**Problem to work on**
Make an exact copy of the listing below.

**Records supplied**
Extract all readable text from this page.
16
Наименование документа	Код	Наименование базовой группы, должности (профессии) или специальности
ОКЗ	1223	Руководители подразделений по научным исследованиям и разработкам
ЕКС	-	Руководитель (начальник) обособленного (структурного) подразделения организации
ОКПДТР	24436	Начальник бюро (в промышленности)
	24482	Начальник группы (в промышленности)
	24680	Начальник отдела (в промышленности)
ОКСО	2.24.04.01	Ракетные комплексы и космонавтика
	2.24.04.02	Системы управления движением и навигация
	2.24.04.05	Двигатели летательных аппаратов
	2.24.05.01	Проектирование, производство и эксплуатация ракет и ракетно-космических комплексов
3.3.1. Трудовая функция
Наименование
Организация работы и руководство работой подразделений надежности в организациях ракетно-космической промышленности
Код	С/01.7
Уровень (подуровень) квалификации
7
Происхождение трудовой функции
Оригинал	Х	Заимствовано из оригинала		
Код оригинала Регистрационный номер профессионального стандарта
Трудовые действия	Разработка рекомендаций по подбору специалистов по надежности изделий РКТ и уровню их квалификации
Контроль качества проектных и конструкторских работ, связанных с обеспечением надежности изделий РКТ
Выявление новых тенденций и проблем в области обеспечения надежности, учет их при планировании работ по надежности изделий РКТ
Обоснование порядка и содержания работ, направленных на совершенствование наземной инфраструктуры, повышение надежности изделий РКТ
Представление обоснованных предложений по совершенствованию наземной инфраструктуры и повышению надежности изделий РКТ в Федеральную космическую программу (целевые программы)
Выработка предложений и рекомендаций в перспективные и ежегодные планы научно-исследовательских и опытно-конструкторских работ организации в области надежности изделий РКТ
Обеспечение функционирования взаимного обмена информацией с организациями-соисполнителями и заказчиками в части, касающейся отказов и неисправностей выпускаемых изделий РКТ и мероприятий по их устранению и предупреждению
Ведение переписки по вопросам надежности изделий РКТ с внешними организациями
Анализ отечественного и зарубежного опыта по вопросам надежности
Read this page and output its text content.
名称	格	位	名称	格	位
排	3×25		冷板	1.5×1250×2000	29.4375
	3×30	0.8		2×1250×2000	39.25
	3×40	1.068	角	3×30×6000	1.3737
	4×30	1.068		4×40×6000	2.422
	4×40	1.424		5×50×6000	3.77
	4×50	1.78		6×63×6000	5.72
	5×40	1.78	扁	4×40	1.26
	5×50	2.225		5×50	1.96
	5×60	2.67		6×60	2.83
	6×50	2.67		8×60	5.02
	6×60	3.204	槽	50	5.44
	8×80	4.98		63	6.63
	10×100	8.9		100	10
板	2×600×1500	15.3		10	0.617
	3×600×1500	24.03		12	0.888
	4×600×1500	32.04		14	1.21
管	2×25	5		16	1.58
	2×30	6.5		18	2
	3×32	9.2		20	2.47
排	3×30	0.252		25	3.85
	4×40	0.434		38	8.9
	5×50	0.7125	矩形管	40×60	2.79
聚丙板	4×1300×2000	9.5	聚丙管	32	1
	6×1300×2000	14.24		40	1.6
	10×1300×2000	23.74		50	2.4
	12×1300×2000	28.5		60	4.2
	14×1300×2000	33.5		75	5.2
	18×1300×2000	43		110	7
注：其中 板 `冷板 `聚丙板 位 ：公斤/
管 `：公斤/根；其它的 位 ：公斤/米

**Solution**
Extract all readable text from this page.
16
Наименование документа	Код	Наименование базовой группы, должности (профессии) или специальности
ОКЗ	1223	Руководители подразделений по научным исследованиям и разработкам
ЕКС	-	Руководитель (начальник) обособленного (структурного) подразделения организации
ОКПДТР	24436	Начальник бюро (в промышленности)
	24482	Начальник группы (в промышленности)
	24680	Начальник отдела (в промышленности)
ОКСО	2.24.04.01	Ракетные комплексы и космонавтика
	2.24.04.02	Системы управления движением и навигация
	2.24.04.05	Двигатели летательных аппаратов
	2.24.05.01	Проектирование, производство и эксплуатация ракет и ракетно-космических комплексов
3.3.1. Трудовая функция
Наименование
Организация работы и руководство работой подразделений надежности в организациях ракетно-космической промышленности
Код	С/01.7
Уровень (подуровень) квалификации
7
Происхождение трудовой функции
Оригинал	Х	Заимствовано из оригинала		
Код оригинала Регистрационный номер профессионального стандарта
Трудовые действия	Разработка рекомендаций по подбору специалистов по надежности изделий РКТ и уровню их квалификации
Контроль качества проектных и конструкторских работ, связанных с обеспечением надежности изделий РКТ
Выявление новых тенденций и проблем в области обеспечения надежности, учет их при планировании работ по надежности изделий РКТ
Обоснование порядка и содержания работ, направленных на совершенствование наземной инфраструктуры, повышение надежности изделий РКТ
Представление обоснованных предложений по совершенствованию наземной инфраструктуры и повышению надежности изделий РКТ в Федеральную космическую программу (целевые программы)
Выработка предложений и рекомендаций в перспективные и ежегодные планы научно-исследовательских и опытно-конструкторских работ организации в области надежности изделий РКТ
Обеспечение функционирования взаимного обмена информацией с организациями-соисполнителями и заказчиками в части, касающейся отказов и неисправностей выпускаемых изделий РКТ и мероприятий по их устранению и предупреждению
Ведение переписки по вопросам надежности изделий РКТ с внешними организациями
Анализ отечественного и зарубежного опыта по вопросам надежности
Read this page and output its text content.
名称	格	位	名称	格	位
排	3×25		冷板	1.5×1250×2000	29.4375
	3×30	0.8		2×1250×2000	39.25
	3×40	1.068	角	3×30×6000	1.3737
	4×30	1.068		4×40×6000	2.422
	4×40	1.424		5×50×6000	3.77
	4×50	1.78		6×63×6000	5.72
	5×40	1.78	扁	4×40	1.26
	5×50	2.225		5×50	1.96
	5×60	2.67		6×60	2.83
	6×50	2.67		8×60	5.02
	6×60	3.204	槽	50	5.44
	8×80	4.98		63	6.63
	10×100	8.9		100	10
板	2×600×1500	15.3		10	0.617
	3×600×1500	24.03		12	0.888
	4×600×1500	32.04		14	1.21
管	2×25	5		16	1.58
	2×30	6.5		18	2
	3×32	9.2		20	2.47
排	3×30	0.252		25	3.85
	4×40	0.434		38	8.9
	5×50	0.7125	矩形管	40×60	2.79
聚丙板	4×1300×2000	9.5	聚丙管	32	1
	6×1300×2000	14.24		40	1.6
	10×1300×2000	23.74		50	2.4
	12×1300×2000	28.5		60	4.2
	14×1300×2000	33.5		75	5.2
	18×1300×2000	43		110	7
注：其中 板 `冷板 `聚丙板 位 ：公斤/
管 `：公斤/根；其它的 位 ：公斤/米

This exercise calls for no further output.